* BEGIN *

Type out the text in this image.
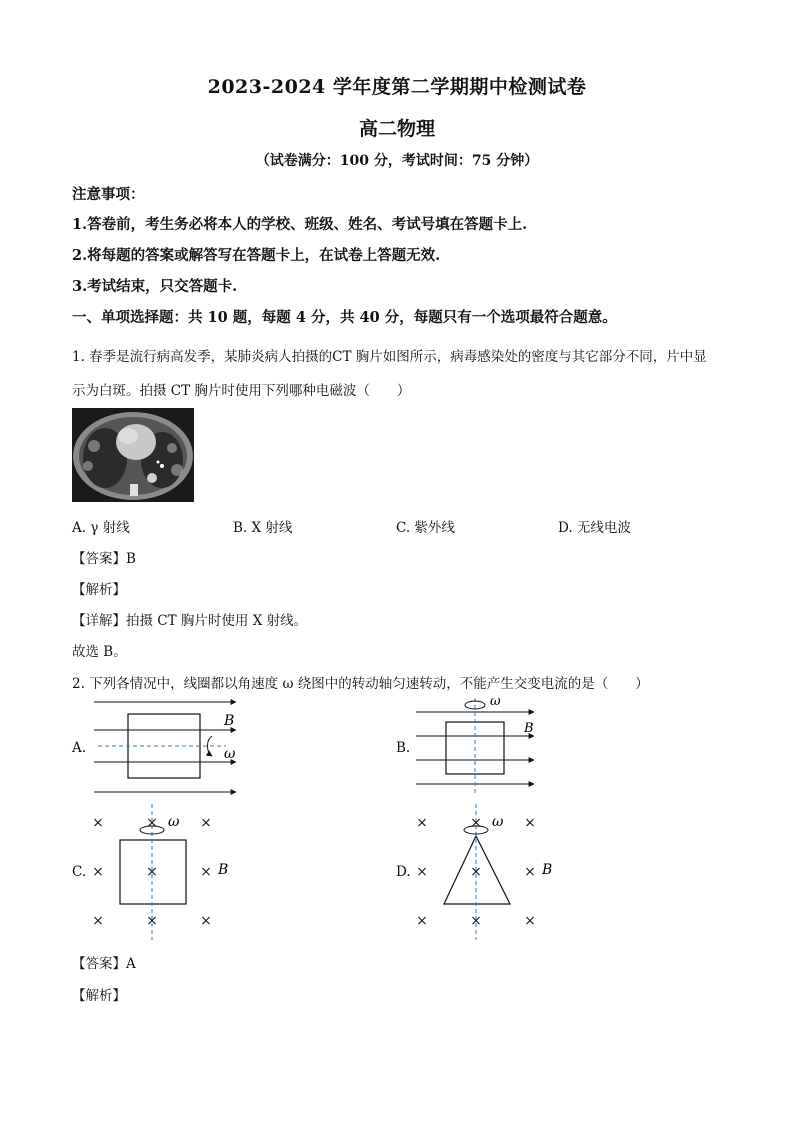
2023-2024 学年度第二学期期中检测试卷
高二物理
（试卷满分：100 分，考试时间：75 分钟）
注意事项：
1.答卷前，考生务必将本人的学校、班级、姓名、考试号填在答题卡上.
2.将每题的答案或解答写在答题卡上，在试卷上答题无效.
3.考试结束，只交答题卡.
一、单项选择题：共 10 题，每题 4 分，共 40 分，每题只有一个选项最符合题意。
1. 春季是流行病高发季，某肺炎病人拍摄的CT 胸片如图所示，病毒感染处的密度与其它部分不同，片中显
示为白斑。拍摄 CT 胸片时使用下列哪种电磁波（　　）
A. γ 射线	B. X 射线	C. 紫外线	D. 无线电波
【答案】B
【解析】
【详解】拍摄 CT 胸片时使用 X 射线。
故选 B。
2. 下列各情况中，线圈都以角速度 ω 绕图中的转动轴匀速转动，不能产生交变电流的是（　　）
A.
B
ω	B.
ω
B
C.
×	×	×
×	×	×
×	×	×
ω
B	D.
×	×	×
×	×	×
×	×	×
ω
B
【答案】A
【解析】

* END *

Instructions to follow:
Repeat the material above word for word, please, apart from its images.

Solution for this exercise:
Type out the text in this image.
2023-2024 学年度第二学期期中检测试卷
高二物理
（试卷满分：100 分，考试时间：75 分钟）
注意事项：
1.答卷前，考生务必将本人的学校、班级、姓名、考试号填在答题卡上.
2.将每题的答案或解答写在答题卡上，在试卷上答题无效.
3.考试结束，只交答题卡.
一、单项选择题：共 10 题，每题 4 分，共 40 分，每题只有一个选项最符合题意。
1. 春季是流行病高发季，某肺炎病人拍摄的CT 胸片如图所示，病毒感染处的密度与其它部分不同，片中显
示为白斑。拍摄 CT 胸片时使用下列哪种电磁波（　　）
A. γ 射线	B. X 射线	C. 紫外线	D. 无线电波
【答案】B
【解析】
【详解】拍摄 CT 胸片时使用 X 射线。
故选 B。
2. 下列各情况中，线圈都以角速度 ω 绕图中的转动轴匀速转动，不能产生交变电流的是（　　）
A.
B
ω	B.
ω
B
C.
×	×	×
×	×	×
×	×	×
ω
B	D.
×	×	×
×	×	×
×	×	×
ω
B
【答案】A
【解析】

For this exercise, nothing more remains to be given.